• Compito assegnato: Secondo il testo fornito, che cosa ha conservato il fermano di 45 anni al momento della separazione dalla moglie?

Fermo, maltratta per mesi l'ex moglie
Fermano di 45 anni rinviato a giudizio

Sabato 9 Dicembre 2017
Il tribunale di Fermo

FERMO - E' stato rinviato a giudizio per maltrattamenti l’uomo che, secondo le accuse dell’ex moglie, ne avrebbe combinate di cotte e di crude. Davanti al Gup è comparso un fermano di 45 anni accusato dall’ex moglie di averla maltrattata per mesi. La coppia, che ha due figli, è separata ma al momento della divisione l’uomo ha mantenuto una chiave dell’abitazione dove vivono l’ex moglie e i due figli, entrambi in tenerà età.

• Estratti del dataset:
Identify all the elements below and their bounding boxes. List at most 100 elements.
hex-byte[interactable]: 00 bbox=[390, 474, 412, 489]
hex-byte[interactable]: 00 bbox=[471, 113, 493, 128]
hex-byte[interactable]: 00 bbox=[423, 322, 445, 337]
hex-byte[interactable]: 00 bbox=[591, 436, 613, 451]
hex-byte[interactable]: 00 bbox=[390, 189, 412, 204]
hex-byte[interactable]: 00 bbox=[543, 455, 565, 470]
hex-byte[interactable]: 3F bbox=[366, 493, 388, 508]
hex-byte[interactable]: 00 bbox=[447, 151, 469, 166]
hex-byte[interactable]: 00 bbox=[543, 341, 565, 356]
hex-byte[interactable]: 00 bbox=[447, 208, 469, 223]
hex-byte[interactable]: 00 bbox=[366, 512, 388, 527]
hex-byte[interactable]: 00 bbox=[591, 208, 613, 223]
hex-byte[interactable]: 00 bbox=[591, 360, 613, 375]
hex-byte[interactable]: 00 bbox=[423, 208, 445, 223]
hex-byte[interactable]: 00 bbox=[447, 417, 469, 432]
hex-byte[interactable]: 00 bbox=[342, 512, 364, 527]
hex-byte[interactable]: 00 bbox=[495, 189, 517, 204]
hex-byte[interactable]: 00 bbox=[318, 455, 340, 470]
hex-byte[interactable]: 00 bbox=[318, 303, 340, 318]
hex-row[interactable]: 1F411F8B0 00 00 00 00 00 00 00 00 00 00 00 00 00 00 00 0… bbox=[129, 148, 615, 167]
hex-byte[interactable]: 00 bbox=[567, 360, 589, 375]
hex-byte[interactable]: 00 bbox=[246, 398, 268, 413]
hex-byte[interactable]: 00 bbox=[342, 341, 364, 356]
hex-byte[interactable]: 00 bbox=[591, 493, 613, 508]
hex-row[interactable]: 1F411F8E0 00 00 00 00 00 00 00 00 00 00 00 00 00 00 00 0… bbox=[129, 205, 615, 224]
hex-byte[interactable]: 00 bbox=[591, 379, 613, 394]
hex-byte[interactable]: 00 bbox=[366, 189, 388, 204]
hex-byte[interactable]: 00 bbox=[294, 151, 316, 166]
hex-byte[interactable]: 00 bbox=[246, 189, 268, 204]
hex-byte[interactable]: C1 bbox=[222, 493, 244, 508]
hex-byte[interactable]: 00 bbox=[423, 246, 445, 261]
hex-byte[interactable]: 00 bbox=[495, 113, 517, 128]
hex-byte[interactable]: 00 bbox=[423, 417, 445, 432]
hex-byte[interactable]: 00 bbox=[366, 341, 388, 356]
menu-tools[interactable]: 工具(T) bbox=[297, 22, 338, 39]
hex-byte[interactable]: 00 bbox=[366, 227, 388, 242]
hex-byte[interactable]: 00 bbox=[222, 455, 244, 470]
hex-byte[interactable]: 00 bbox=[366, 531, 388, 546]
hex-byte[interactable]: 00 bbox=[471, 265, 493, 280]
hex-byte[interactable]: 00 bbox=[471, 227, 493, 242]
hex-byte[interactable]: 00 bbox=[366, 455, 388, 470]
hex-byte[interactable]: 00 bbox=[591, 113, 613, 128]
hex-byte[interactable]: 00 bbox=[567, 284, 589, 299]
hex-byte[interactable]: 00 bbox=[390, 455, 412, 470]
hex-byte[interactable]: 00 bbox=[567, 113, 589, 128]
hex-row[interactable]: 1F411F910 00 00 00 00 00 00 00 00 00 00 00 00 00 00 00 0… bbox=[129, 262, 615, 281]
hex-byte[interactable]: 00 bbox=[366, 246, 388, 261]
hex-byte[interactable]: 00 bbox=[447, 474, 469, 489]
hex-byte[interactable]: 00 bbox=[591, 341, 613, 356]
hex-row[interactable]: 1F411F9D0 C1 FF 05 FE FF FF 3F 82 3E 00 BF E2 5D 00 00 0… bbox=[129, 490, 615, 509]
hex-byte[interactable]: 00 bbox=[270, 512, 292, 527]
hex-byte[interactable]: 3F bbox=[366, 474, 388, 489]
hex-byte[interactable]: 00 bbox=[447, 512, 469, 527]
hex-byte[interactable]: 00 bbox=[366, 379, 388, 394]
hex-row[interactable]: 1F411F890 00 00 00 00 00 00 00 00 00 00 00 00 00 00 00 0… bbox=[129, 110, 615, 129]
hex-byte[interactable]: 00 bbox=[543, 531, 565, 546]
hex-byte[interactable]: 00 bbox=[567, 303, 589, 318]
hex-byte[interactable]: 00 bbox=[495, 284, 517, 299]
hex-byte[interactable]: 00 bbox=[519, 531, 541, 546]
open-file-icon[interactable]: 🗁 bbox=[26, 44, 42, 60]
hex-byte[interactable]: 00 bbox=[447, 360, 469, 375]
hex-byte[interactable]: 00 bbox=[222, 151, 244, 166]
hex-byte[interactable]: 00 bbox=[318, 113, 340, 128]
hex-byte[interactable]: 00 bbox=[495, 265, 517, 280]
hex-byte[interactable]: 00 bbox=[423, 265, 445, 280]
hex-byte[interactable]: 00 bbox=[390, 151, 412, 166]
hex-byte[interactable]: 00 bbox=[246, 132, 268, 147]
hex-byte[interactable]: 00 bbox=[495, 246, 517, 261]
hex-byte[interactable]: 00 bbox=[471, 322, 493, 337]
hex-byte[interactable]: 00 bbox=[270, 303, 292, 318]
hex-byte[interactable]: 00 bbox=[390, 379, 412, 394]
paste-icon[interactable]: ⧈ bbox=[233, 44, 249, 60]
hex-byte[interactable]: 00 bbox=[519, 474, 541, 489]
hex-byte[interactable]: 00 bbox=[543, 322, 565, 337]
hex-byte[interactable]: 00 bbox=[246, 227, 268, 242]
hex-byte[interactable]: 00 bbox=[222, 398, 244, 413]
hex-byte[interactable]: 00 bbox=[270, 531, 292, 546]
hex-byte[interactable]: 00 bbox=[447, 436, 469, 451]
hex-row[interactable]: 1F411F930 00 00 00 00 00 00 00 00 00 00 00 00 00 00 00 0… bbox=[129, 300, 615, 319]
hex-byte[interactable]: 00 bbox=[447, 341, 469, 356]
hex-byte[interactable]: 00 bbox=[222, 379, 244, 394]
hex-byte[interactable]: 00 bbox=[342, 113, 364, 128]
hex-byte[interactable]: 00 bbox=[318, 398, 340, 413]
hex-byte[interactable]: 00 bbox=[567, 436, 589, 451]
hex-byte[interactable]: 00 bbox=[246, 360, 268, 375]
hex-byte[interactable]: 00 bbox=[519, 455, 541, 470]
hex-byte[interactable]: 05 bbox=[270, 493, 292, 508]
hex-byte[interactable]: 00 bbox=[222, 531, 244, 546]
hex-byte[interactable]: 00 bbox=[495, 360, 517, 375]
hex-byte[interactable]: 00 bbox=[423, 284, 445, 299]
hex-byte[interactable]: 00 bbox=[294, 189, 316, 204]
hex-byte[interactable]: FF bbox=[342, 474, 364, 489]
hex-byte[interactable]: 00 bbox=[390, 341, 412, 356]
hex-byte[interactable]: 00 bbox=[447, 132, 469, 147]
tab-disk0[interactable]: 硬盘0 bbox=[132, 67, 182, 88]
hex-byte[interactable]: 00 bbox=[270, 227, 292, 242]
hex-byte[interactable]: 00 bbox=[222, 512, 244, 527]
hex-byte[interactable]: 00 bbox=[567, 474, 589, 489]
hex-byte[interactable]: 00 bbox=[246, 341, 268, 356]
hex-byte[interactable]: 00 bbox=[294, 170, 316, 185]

• Risultato atteso: Una chiave dell'abitazione in cui vivono l'ex moglie e i due figli.